## EXERCISE REQUIREMENTS
From the listing below, select every line where the word "البلدان" appears.

(Saved entries)
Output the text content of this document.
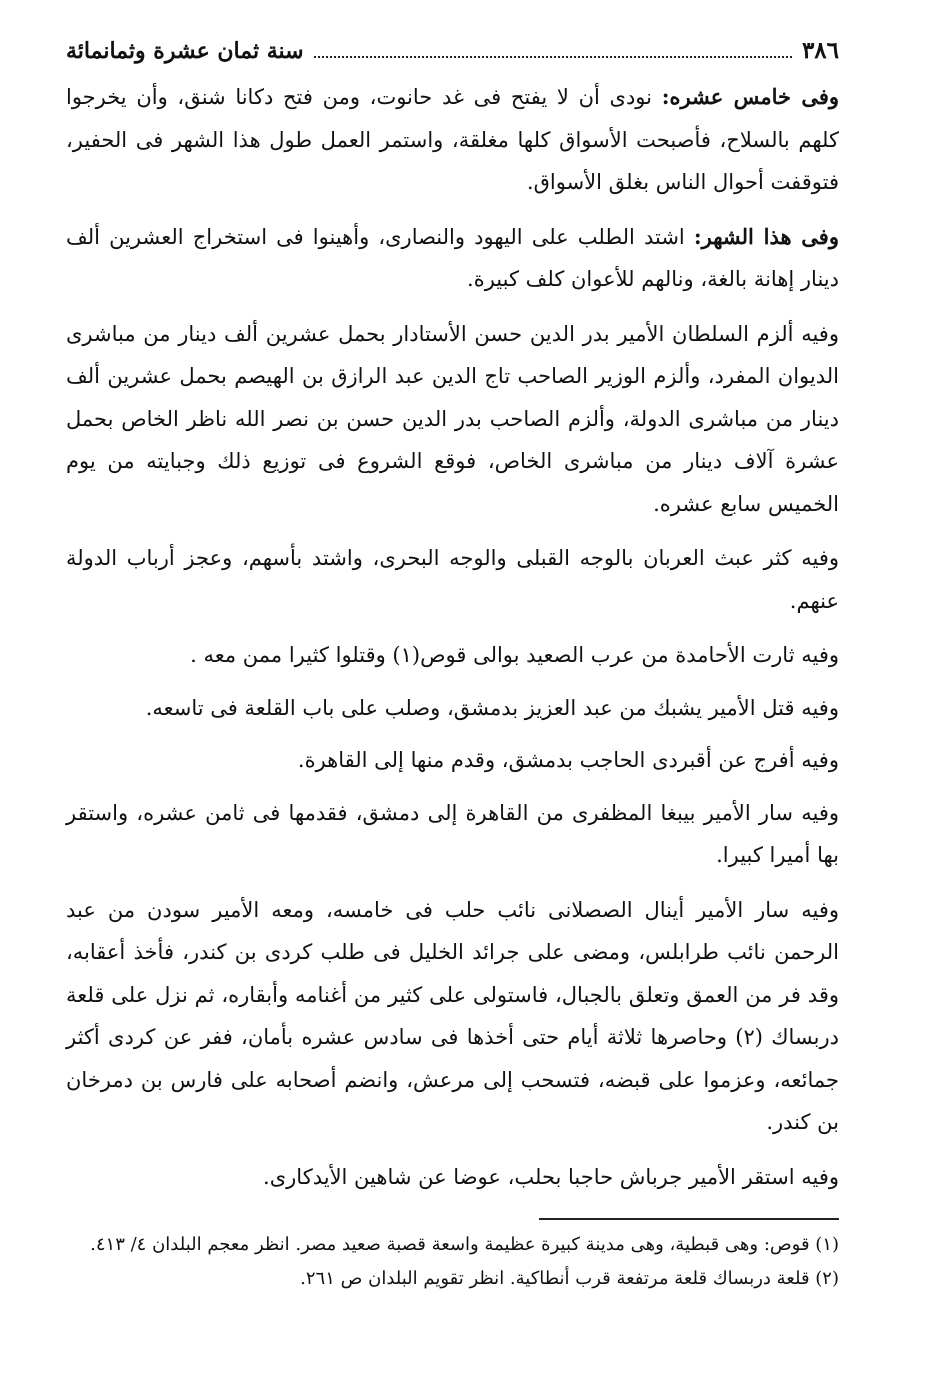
٣٨٦
سنة ثمان عشرة وثمانمائة

وفى خامس عشره: نودى أن لا يفتح فى غد حانوت، ومن فتح دكانا شنق، وأن يخرجوا كلهم بالسلاح، فأصبحت الأسواق كلها مغلقة، واستمر العمل طول هذا الشهر فى الحفير، فتوقفت أحوال الناس بغلق الأسواق.

وفى هذا الشهر: اشتد الطلب على اليهود والنصارى، وأهينوا فى استخراج العشرين ألف دينار إهانة بالغة، ونالهم للأعوان كلف كبيرة.

وفيه ألزم السلطان الأمير بدر الدين حسن الأستادار بحمل عشرين ألف دينار من مباشرى الديوان المفرد، وألزم الوزير الصاحب تاج الدين عبد الرازق بن الهيصم بحمل عشرين ألف دينار من مباشرى الدولة، وألزم الصاحب بدر الدين حسن بن نصر الله ناظر الخاص بحمل عشرة آلاف دينار من مباشرى الخاص، فوقع الشروع فى توزيع ذلك وجبايته من يوم الخميس سابع عشره.

وفيه كثر عبث العربان بالوجه القبلى والوجه البحرى، واشتد بأسهم، وعجز أرباب الدولة عنهم.

وفيه ثارت الأحامدة من عرب الصعيد بوالى قوص(١) وقتلوا كثيرا ممن معه .

وفيه قتل الأمير يشبك من عبد العزيز بدمشق، وصلب على باب القلعة فى تاسعه.

وفيه أفرج عن أقبردى الحاجب بدمشق، وقدم منها إلى القاهرة.

وفيه سار الأمير بيبغا المظفرى من القاهرة إلى دمشق، فقدمها فى ثامن عشره، واستقر بها أميرا كبيرا.

وفيه سار الأمير أينال الصصلانى نائب حلب فى خامسه، ومعه الأمير سودن من عبد الرحمن نائب طرابلس، ومضى على جرائد الخليل فى طلب كردى بن كندر، فأخذ أعقابه، وقد فر من العمق وتعلق بالجبال، فاستولى على كثير من أغنامه وأبقاره، ثم نزل على قلعة دربساك (٢) وحاصرها ثلاثة أيام حتى أخذها فى سادس عشره بأمان، ففر عن كردى أكثر جمائعه، وعزموا على قبضه، فتسحب إلى مرعش، وانضم أصحابه على فارس بن دمرخان بن كندر.

وفيه استقر الأمير جرباش حاجبا بحلب، عوضا عن شاهين الأيدكارى.

(١) قوص: وهى قبطية، وهى مدينة كبيرة عظيمة واسعة قصبة صعيد مصر. انظر معجم البلدان ٤/ ٤١٣.

(٢) قلعة دربساك قلعة مرتفعة قرب أنطاكية. انظر تقويم البلدان ص ٢٦١.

## WORKED ANSWER
(١) قوص: وهى قبطية، وهى مدينة كبيرة عظيمة واسعة قصبة صعيد مصر. انظر معجم البلدان ٤/ ٤١٣.
(٢) قلعة دربساك قلعة مرتفعة قرب أنطاكية. انظر تقويم البلدان ص ٢٦١.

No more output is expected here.